[Data extracted from a collection]
————
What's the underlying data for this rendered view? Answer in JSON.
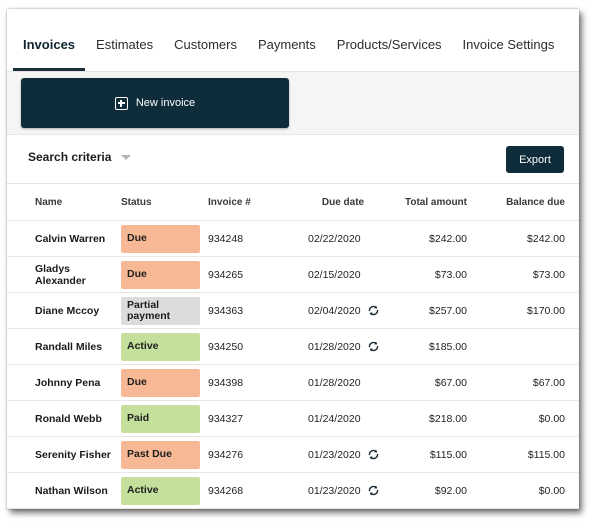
{
  "tabs": [
    {
      "label": "Invoices",
      "active": true
    },
    {
      "label": "Estimates",
      "active": false
    },
    {
      "label": "Customers",
      "active": false
    },
    {
      "label": "Payments",
      "active": false
    },
    {
      "label": "Products/Services",
      "active": false
    },
    {
      "label": "Invoice Settings",
      "active": false
    }
  ],
  "actions": {
    "new_invoice_label": "New invoice",
    "export_label": "Export"
  },
  "search": {
    "label": "Search criteria"
  },
  "table": {
    "headers": {
      "name": "Name",
      "status": "Status",
      "invoice": "Invoice #",
      "due_date": "Due date",
      "total": "Total amount",
      "balance": "Balance due"
    },
    "rows": [
      {
        "name": "Calvin Warren",
        "status": "Due",
        "status_type": "due",
        "invoice": "934248",
        "due_date": "02/22/2020",
        "recurring": false,
        "total": "$242.00",
        "balance": "$242.00"
      },
      {
        "name": "Gladys Alexander",
        "status": "Due",
        "status_type": "due",
        "invoice": "934265",
        "due_date": "02/15/2020",
        "recurring": false,
        "total": "$73.00",
        "balance": "$73.00"
      },
      {
        "name": "Diane Mccoy",
        "status": "Partial payment",
        "status_type": "partial",
        "invoice": "934363",
        "due_date": "02/04/2020",
        "recurring": true,
        "total": "$257.00",
        "balance": "$170.00"
      },
      {
        "name": "Randall Miles",
        "status": "Active",
        "status_type": "active",
        "invoice": "934250",
        "due_date": "01/28/2020",
        "recurring": true,
        "total": "$185.00",
        "balance": ""
      },
      {
        "name": "Johnny Pena",
        "status": "Due",
        "status_type": "due",
        "invoice": "934398",
        "due_date": "01/28/2020",
        "recurring": false,
        "total": "$67.00",
        "balance": "$67.00"
      },
      {
        "name": "Ronald Webb",
        "status": "Paid",
        "status_type": "paid",
        "invoice": "934327",
        "due_date": "01/24/2020",
        "recurring": false,
        "total": "$218.00",
        "balance": "$0.00"
      },
      {
        "name": "Serenity Fisher",
        "status": "Past Due",
        "status_type": "due",
        "invoice": "934276",
        "due_date": "01/23/2020",
        "recurring": true,
        "total": "$115.00",
        "balance": "$115.00"
      },
      {
        "name": "Nathan Wilson",
        "status": "Active",
        "status_type": "active",
        "invoice": "934268",
        "due_date": "01/23/2020",
        "recurring": true,
        "total": "$92.00",
        "balance": "$0.00"
      }
    ]
  },
  "icons": {
    "new_invoice": "plus-square-icon",
    "search_toggle": "caret-down-icon",
    "recurring": "sync-icon"
  },
  "colors": {
    "primary": "#0f2c3a",
    "status_due": "#f7b995",
    "status_active": "#c4e09c",
    "status_partial": "#dcdcda"
  }
}
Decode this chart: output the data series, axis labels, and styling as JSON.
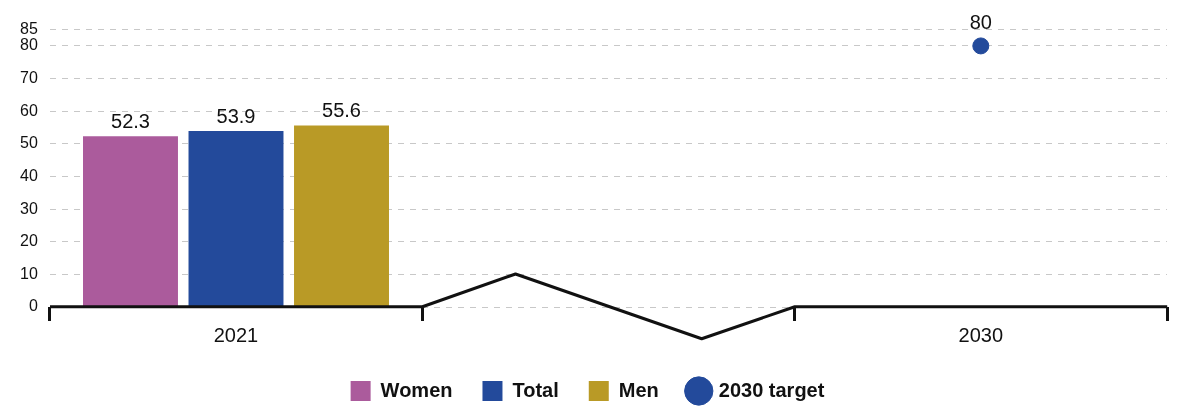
{
  "chart_data": {
    "type": "bar",
    "categories": [
      "2021",
      null,
      "2030"
    ],
    "series": [
      {
        "name": "Women",
        "color": "#ab5b9c",
        "values": [
          52.3,
          null,
          null
        ]
      },
      {
        "name": "Total",
        "color": "#234a9b",
        "values": [
          53.9,
          null,
          null
        ]
      },
      {
        "name": "Men",
        "color": "#b99a26",
        "values": [
          55.6,
          null,
          null
        ]
      },
      {
        "name": "2030 target",
        "color": "#234a9b",
        "type": "scatter",
        "values": [
          null,
          null,
          80
        ]
      }
    ],
    "ylim": [
      0,
      85
    ],
    "yticks": [
      0,
      10,
      20,
      30,
      40,
      50,
      60,
      70,
      80,
      85
    ],
    "grid": "y",
    "legend": "bottom",
    "data_labels": true
  }
}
————
#### Exercise goal
Reproduce each line of the material containing the word "JSON".

#### Reply
What's the underlying data for this rendered view? Answer in JSON.
Decode this chart: output the data series, axis labels, and styling as JSON.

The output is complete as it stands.